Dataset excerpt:
::::

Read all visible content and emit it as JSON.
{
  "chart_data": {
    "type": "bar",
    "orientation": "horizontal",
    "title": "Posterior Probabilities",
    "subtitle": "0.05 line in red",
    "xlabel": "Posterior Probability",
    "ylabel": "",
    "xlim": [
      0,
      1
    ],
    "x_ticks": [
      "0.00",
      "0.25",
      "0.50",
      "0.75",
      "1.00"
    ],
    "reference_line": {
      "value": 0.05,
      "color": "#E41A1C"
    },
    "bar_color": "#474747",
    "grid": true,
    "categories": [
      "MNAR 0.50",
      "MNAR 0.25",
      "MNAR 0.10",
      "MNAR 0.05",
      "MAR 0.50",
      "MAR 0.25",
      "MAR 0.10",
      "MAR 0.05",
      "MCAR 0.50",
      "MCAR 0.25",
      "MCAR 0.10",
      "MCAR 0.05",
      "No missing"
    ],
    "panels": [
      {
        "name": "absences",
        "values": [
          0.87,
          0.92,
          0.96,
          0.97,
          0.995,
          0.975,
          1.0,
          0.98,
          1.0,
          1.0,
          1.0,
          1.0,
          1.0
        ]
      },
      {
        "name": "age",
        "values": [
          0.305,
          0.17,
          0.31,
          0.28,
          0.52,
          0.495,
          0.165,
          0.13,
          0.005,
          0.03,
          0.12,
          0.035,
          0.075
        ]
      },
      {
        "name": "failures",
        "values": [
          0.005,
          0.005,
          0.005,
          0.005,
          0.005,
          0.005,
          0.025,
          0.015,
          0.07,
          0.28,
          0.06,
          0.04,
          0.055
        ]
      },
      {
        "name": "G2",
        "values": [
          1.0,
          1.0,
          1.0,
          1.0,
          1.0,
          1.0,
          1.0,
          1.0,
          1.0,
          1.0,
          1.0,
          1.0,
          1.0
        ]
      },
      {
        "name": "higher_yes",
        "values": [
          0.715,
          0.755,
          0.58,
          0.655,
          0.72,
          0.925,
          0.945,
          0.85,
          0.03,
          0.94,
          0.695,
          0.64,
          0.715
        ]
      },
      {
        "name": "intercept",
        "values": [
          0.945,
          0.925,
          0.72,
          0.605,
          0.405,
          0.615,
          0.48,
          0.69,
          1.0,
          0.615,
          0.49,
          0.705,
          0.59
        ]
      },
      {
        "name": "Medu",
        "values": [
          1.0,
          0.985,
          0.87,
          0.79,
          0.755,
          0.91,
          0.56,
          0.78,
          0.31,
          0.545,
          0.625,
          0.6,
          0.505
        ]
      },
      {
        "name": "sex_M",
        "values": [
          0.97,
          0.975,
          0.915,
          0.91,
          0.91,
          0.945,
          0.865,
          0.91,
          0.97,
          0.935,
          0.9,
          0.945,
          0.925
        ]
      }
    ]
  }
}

::::

[Task brief]:
From the listing above, pick out every line containing "Posterior".

[Result below]:
    "title": "Posterior Probabilities",
    "xlabel": "Posterior Probability",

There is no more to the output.